■ PROBLEM TO WORK ON
Every line that holds the string "cases" is to be identified and copied.

■ PROVIDED ENTRIES
* * *
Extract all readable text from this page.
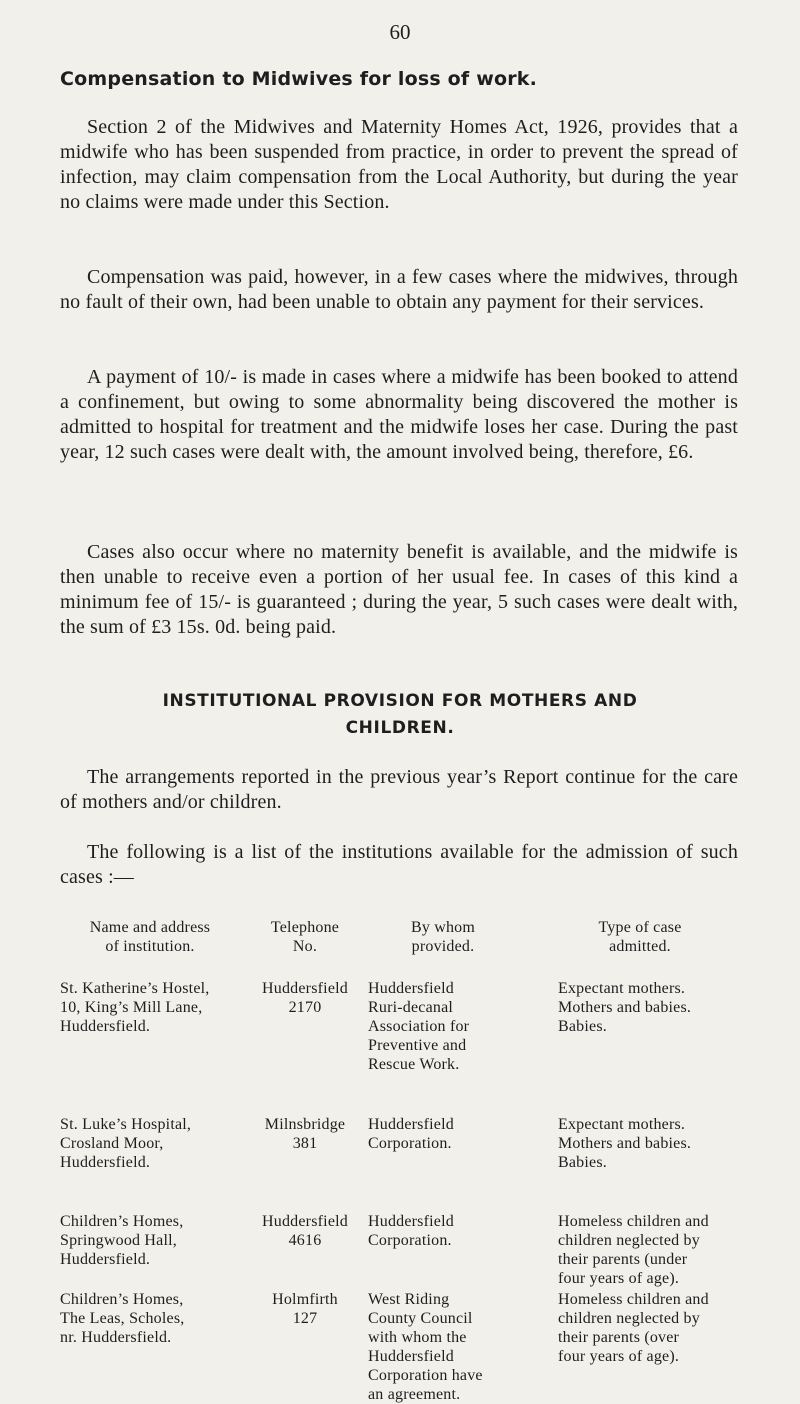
60
Compensation to Midwives for loss of work.

Section 2 of the Midwives and Maternity Homes Act, 1926, provides that a midwife who has been suspended from practice, in order to prevent the spread of infection, may claim compensation from the Local Authority, but during the year no claims were made under this Section.

Compensation was paid, however, in a few cases where the midwives, through no fault of their own, had been unable to obtain any payment for their services.

A payment of 10/- is made in cases where a midwife has been booked to attend a confinement, but owing to some abnormality being discovered the mother is admitted to hospital for treatment and the midwife loses her case. During the past year, 12 such cases were dealt with, the amount involved being, therefore, £6.

Cases also occur where no maternity benefit is available, and the midwife is then unable to receive even a portion of her usual fee. In cases of this kind a minimum fee of 15/- is guaranteed ; during the year, 5 such cases were dealt with, the sum of £3 15s. 0d. being paid.

INSTITUTIONAL PROVISION FOR MOTHERS AND
CHILDREN.

The arrangements reported in the previous year’s Report continue for the care of mothers and/or children.

The following is a list of the institutions available for the admission of such cases :—

Name and address
of institution.
Telephone
No.
By whom
provided.
Type of case
admitted.
St. Katherine’s Hostel,
10, King’s Mill Lane,
Huddersfield.
Huddersfield
2170
Huddersfield
Ruri-decanal
Association for
Preventive and
Rescue Work.
Expectant mothers.
Mothers and babies.
Babies.
St. Luke’s Hospital,
Crosland Moor,
Huddersfield.
Milnsbridge
381
Huddersfield
Corporation.
Expectant mothers.
Mothers and babies.
Babies.
Children’s Homes,
Springwood Hall,
Huddersfield.
Huddersfield
4616
Huddersfield
Corporation.
Homeless children and
children neglected by
their parents (under
four years of age).
Children’s Homes,
The Leas, Scholes,
nr. Huddersfield.
Holmfirth
127
West Riding
County Council
with whom the
Huddersfield
Corporation have
an agreement.
Homeless children and
children neglected by
their parents (over
four years of age).
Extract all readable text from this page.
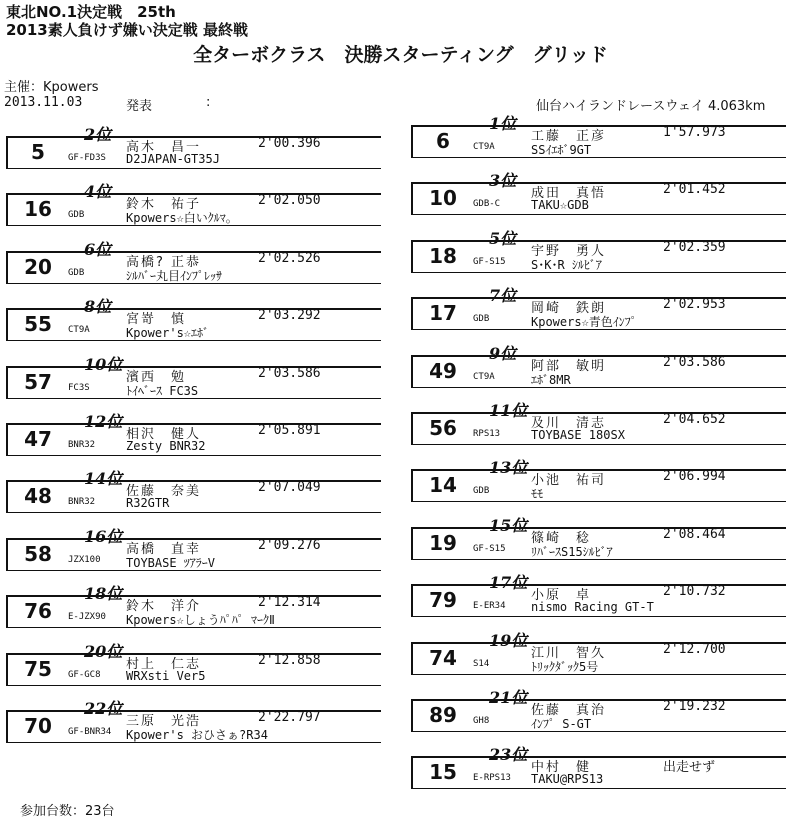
東北NO.1決定戦　25th
2013素人負けず嫌い決定戦 最終戦
全ターボクラス　決勝スターティング　グリッド
主催：Kpowers
2013.11.03	発表	:	仙台ハイランドレースウェイ 4.063km
2位
5	GF-FD3S
高木　昌一	2'00.396
D2JAPAN-GT35J
4位
16	GDB
鈴木　祐子	2'02.050
Kpowers☆白いｸﾙﾏ｡
6位
20	GDB
高橋? 正恭	2'02.526
ｼﾙﾊﾞｰ丸目ｲﾝﾌﾟﾚｯｻ
8位
55	CT9A
宮嵜　慎	2'03.292
Kpower's☆ｴﾎﾞ
10位
57	FC3S
濱西　勉	2'03.586
ﾄｲﾍﾞｰｽ FC3S
12位
47	BNR32
相沢　健人	2'05.891
Zesty BNR32
14位
48	BNR32
佐藤　奈美	2'07.049
R32GTR
16位
58	JZX100
高橋　直幸	2'09.276
TOYBASE ﾂｱﾗｰV
18位
76	E-JZX90
鈴木　洋介	2'12.314
Kpowers☆しょうﾊﾟﾊﾟ ﾏｰｸⅡ
20位
75	GF-GC8
村上　仁志	2'12.858
WRXsti Ver5
22位
70	GF-BNR34
三原　光浩	2'22.797
Kpower's おひさぁ?R34
1位
6	CT9A
工藤　正彦	1'57.973
SSｲｴﾎﾞ9GT
3位
10	GDB-C
成田　真悟	2'01.452
TAKU☆GDB
5位
18	GF-S15
宇野　勇人	2'02.359
S･K･R ｼﾙﾋﾞｱ
7位
17	GDB
岡崎　鉄朗	2'02.953
Kpowers☆青色ｲﾝﾌﾟ
9位
49	CT9A
阿部　敏明	2'03.586
ｴﾎﾞ8MR
11位
56	RPS13
及川　清志	2'04.652
TOYBASE 180SX
13位
14	GDB
小池　祐司	2'06.994
ﾓﾓ
15位
19	GF-S15
篠崎　稔	2'08.464
ﾘﾊﾞｰｽS15ｼﾙﾋﾞｱ
17位
79	E-ER34
小原　卓	2'10.732
nismo Racing GT-T
19位
74	S14
江川　智久	2'12.700
ﾄﾘｯｸﾀﾞｯｸ5号
21位
89	GH8
佐藤　真治	2'19.232
ｲﾝﾌﾟ S-GT
23位
15	E-RPS13
中村　健	出走せず
TAKU@RPS13
参加台数：23台
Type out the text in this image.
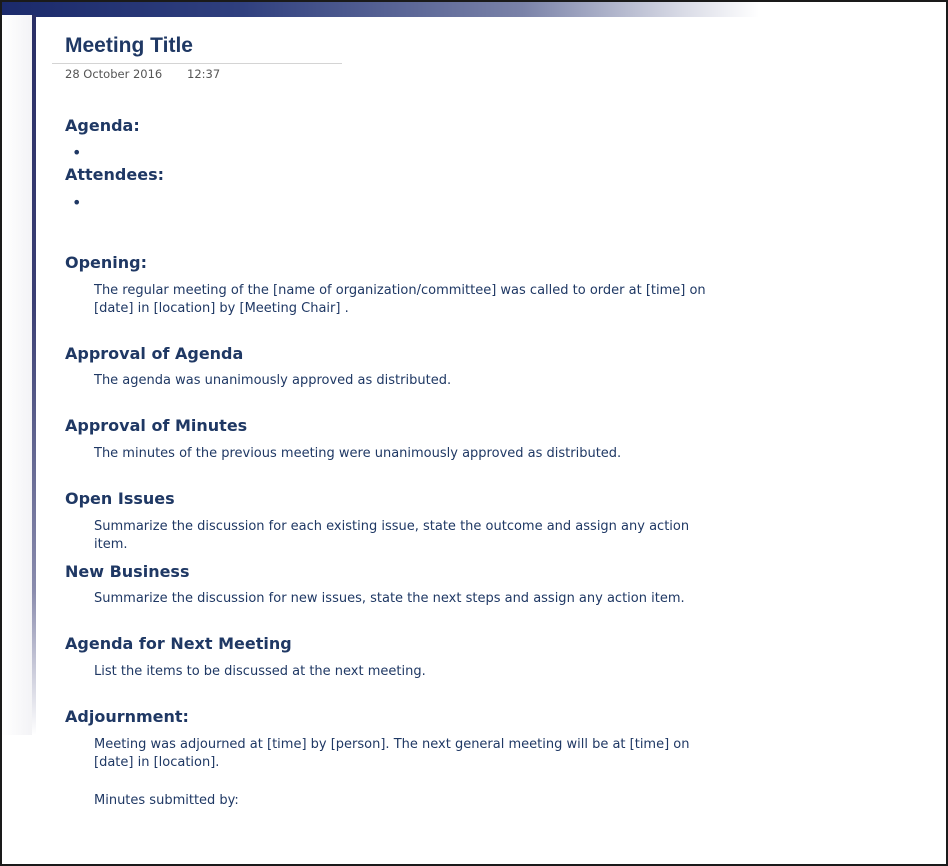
Meeting Title
28 October 2016 12:37
Agenda:
•
Attendees:
•
Opening:

The regular meeting of the [name of organization/committee] was called to order at [time] on [date] in [location] by [Meeting Chair] .

Approval of Agenda

The agenda was unanimously approved as distributed.

Approval of Minutes

The minutes of the previous meeting were unanimously approved as distributed.

Open Issues

Summarize the discussion for each existing issue, state the outcome and assign any action item.

New Business

Summarize the discussion for new issues, state the next steps and assign any action item.

Agenda for Next Meeting

List the items to be discussed at the next meeting.

Adjournment:

Meeting was adjourned at [time] by [person]. The next general meeting will be at [time] on [date] in [location].

Minutes submitted by:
* * *
■ ANSWER TO THIS EXERCISE
Compensation was paid, however, in a few cases where the midwives, through no fault of their own, had been unable to obtain any payment for their services.
A payment of 10/- is made in cases where a midwife has been booked to attend a confinement, but owing to some abnormality being discovered the mother is admitted to hospital for treatment and the midwife loses her case. During the past year, 12 such cases were dealt with, the amount involved being, therefore, £6.
Cases also occur where no maternity benefit is available, and the midwife is then unable to receive even a portion of her usual fee. In cases of this kind a minimum fee of 15/- is guaranteed ; during the year, 5 such cases were dealt with, the sum of £3 15s. 0d. being paid.
The following is a list of the institutions available for the admission of such cases :—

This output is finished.